··· Data in this exercise

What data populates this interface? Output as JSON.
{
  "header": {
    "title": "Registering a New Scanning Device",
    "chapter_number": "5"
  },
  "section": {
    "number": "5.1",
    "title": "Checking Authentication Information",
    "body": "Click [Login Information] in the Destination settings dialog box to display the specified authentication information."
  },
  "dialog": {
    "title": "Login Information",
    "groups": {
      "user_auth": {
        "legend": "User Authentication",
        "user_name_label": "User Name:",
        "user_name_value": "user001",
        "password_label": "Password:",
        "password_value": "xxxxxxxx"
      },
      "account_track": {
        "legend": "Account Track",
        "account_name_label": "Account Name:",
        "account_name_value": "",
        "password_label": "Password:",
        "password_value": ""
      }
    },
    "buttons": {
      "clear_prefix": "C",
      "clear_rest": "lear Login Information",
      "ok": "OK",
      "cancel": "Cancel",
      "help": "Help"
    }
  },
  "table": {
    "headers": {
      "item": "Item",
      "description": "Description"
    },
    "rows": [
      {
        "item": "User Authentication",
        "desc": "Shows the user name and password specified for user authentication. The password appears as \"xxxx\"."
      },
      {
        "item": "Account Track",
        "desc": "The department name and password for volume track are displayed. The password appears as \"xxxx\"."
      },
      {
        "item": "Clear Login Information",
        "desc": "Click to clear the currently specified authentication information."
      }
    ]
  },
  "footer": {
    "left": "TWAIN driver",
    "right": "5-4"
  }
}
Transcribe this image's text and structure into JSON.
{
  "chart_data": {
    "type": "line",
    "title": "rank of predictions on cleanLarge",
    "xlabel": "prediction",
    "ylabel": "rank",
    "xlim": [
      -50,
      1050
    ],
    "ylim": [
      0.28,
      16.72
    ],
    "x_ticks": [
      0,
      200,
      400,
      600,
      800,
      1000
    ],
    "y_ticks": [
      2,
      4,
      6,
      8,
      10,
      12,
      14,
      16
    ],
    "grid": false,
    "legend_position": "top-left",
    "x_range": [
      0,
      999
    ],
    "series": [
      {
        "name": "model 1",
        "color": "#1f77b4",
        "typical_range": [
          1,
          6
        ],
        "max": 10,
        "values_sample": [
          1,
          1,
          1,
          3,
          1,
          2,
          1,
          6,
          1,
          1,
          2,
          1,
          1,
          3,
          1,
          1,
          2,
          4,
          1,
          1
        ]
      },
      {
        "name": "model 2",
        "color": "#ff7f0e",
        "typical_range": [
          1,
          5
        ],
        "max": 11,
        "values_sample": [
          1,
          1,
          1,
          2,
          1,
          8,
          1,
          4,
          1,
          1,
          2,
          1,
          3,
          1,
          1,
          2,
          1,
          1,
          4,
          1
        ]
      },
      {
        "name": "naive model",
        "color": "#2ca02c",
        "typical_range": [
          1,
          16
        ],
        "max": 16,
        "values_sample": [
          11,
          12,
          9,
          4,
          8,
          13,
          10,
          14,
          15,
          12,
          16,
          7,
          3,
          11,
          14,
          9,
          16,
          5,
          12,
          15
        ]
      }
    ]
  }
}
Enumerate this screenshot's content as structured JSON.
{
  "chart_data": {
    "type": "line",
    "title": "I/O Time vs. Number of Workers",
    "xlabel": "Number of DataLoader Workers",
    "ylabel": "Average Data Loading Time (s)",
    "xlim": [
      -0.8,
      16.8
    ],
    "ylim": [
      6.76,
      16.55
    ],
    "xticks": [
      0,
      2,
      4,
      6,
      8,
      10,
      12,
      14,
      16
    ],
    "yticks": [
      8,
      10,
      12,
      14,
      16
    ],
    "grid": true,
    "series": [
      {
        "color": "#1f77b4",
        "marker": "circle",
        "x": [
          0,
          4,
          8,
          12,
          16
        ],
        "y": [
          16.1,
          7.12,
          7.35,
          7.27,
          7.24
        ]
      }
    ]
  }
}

······

» Goal of the exercise: What is the number of lines in the listing that contain the string "ylabel"? Reply with that number alone.

» Complete output: 2